Material to process —
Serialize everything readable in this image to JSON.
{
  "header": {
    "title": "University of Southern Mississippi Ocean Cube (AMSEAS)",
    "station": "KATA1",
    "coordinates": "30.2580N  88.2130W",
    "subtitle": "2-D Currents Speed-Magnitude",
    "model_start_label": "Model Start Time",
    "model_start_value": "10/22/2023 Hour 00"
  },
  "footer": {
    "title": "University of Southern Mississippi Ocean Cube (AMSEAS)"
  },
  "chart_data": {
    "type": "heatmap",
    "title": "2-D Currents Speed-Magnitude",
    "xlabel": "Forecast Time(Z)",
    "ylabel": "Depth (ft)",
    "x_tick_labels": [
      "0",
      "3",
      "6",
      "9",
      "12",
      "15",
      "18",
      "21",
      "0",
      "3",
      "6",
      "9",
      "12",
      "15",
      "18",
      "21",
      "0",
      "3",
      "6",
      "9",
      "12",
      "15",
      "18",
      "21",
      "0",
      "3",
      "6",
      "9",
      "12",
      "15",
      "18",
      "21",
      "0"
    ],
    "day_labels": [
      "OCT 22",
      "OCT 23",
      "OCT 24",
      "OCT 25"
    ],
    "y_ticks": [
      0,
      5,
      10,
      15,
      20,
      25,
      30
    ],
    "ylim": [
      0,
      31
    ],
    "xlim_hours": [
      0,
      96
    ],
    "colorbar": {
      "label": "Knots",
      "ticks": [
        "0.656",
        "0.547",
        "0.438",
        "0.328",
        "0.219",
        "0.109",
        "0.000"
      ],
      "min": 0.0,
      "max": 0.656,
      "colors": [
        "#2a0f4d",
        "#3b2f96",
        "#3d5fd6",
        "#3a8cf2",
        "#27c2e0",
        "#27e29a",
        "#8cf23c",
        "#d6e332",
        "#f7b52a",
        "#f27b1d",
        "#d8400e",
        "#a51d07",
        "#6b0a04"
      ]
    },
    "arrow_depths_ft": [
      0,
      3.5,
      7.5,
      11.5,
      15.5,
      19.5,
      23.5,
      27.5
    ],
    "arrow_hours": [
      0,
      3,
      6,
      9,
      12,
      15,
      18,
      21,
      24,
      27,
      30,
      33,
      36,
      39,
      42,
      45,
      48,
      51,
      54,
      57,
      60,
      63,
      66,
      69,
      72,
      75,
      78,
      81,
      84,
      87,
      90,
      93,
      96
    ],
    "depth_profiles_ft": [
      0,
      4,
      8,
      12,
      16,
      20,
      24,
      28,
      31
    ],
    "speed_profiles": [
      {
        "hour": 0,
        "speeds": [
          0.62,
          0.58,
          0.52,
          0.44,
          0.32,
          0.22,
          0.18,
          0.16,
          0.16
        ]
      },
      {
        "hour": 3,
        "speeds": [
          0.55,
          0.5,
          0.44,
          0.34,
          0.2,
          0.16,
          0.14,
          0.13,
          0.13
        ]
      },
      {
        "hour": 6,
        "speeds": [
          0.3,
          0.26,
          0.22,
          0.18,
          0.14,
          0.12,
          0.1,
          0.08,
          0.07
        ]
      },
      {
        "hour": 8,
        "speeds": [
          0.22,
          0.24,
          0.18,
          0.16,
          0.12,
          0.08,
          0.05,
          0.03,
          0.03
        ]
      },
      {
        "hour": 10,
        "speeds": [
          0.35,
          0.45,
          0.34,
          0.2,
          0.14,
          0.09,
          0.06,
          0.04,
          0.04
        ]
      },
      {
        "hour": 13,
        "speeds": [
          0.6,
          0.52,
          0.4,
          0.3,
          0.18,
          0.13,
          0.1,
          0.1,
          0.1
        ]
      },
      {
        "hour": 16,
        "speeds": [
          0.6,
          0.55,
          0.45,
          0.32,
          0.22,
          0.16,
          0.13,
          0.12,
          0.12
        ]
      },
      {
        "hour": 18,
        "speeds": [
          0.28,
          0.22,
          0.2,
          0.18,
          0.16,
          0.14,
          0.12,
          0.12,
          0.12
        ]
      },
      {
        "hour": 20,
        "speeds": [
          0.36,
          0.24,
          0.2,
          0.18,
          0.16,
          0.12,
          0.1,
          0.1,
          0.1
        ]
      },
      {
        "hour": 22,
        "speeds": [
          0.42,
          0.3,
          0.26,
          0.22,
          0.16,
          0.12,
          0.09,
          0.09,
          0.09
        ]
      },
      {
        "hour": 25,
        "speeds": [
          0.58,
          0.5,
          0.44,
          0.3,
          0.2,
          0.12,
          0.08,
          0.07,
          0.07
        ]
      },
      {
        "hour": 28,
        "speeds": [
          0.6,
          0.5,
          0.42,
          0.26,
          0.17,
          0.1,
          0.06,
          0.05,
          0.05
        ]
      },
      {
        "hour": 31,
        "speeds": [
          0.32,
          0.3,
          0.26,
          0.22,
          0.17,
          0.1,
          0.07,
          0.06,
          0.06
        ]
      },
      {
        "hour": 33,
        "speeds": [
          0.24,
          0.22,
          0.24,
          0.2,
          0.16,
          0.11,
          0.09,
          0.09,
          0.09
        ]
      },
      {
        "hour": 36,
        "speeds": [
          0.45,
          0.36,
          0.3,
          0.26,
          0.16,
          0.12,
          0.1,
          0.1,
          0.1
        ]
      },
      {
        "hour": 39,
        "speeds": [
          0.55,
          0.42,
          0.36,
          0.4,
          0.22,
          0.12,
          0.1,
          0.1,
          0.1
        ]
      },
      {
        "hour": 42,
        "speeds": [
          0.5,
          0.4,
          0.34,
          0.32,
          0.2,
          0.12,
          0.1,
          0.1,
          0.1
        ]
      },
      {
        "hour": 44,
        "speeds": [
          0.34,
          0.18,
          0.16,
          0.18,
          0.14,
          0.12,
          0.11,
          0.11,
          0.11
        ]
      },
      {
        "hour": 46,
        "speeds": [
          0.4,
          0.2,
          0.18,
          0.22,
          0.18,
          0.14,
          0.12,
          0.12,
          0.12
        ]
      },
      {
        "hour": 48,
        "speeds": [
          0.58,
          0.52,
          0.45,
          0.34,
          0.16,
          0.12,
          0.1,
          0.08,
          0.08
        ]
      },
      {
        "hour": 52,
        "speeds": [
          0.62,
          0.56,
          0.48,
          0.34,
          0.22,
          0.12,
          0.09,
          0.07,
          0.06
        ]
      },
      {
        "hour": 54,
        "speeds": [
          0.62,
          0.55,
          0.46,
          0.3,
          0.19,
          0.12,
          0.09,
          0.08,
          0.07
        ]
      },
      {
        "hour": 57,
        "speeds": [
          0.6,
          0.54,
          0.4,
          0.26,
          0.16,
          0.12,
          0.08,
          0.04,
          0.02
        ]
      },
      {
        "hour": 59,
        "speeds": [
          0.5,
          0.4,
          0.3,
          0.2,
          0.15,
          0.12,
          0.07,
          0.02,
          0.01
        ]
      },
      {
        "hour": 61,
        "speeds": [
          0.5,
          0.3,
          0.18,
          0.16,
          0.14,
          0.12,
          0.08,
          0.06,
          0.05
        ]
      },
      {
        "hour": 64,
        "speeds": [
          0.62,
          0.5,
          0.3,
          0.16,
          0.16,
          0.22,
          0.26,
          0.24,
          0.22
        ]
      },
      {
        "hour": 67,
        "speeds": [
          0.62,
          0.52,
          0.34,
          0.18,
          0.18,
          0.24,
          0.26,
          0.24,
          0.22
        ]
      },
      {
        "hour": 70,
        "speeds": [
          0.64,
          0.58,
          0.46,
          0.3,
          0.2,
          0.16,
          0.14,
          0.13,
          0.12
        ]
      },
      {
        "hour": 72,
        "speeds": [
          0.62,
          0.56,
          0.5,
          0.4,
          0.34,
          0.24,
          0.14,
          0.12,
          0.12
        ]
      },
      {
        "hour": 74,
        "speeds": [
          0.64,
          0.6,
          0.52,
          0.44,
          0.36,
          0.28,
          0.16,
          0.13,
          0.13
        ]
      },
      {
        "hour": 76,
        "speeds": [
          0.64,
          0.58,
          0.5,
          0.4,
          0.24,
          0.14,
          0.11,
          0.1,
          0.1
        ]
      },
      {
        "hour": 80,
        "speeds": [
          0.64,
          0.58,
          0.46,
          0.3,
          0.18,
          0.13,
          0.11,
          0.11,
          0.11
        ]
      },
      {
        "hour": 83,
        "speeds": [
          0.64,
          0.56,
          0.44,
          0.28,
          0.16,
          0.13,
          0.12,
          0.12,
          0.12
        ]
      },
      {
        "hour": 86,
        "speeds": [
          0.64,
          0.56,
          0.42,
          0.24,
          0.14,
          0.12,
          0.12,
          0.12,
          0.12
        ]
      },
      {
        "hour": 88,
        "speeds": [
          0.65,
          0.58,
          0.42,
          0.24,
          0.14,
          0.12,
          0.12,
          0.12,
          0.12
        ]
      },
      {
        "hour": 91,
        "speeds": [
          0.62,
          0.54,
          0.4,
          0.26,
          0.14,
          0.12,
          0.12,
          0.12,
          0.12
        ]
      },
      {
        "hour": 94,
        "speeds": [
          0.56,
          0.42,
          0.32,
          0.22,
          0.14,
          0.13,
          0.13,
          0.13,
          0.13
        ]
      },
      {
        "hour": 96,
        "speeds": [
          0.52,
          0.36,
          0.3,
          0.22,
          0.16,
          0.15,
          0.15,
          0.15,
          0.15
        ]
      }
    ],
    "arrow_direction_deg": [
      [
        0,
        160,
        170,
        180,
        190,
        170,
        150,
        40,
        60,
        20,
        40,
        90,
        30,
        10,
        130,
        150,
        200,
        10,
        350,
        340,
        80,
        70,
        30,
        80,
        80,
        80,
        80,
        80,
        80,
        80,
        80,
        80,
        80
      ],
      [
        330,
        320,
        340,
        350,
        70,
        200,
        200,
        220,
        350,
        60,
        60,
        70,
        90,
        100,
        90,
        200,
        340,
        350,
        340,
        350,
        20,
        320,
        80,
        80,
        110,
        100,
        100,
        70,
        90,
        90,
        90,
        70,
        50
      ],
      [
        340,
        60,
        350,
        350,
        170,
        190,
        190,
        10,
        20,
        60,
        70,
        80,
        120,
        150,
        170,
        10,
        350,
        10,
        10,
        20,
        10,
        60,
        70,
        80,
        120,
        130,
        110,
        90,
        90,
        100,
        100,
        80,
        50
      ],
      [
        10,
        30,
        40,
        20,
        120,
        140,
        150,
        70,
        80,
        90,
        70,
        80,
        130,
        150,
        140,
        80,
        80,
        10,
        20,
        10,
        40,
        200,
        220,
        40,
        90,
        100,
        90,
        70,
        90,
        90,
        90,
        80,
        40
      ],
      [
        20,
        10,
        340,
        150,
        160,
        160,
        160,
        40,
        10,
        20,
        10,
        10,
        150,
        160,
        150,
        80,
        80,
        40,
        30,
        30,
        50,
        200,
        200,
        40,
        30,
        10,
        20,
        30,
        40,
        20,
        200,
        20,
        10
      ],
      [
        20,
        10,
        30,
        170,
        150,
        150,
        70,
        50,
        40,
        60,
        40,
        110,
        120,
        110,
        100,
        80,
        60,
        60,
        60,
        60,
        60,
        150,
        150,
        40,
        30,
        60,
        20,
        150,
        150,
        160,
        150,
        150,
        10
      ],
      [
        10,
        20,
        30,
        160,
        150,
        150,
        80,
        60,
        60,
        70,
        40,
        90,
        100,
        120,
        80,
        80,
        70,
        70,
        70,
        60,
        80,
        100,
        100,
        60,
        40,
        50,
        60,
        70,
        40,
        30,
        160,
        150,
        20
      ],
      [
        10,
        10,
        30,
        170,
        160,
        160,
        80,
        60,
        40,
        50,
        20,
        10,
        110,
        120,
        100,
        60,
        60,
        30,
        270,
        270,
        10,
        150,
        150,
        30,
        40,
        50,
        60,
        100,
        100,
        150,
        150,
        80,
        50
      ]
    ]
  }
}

Set exercise —
Give the number of lines in the entries that hold the word "Southern", and nothing else.

Completed task —
2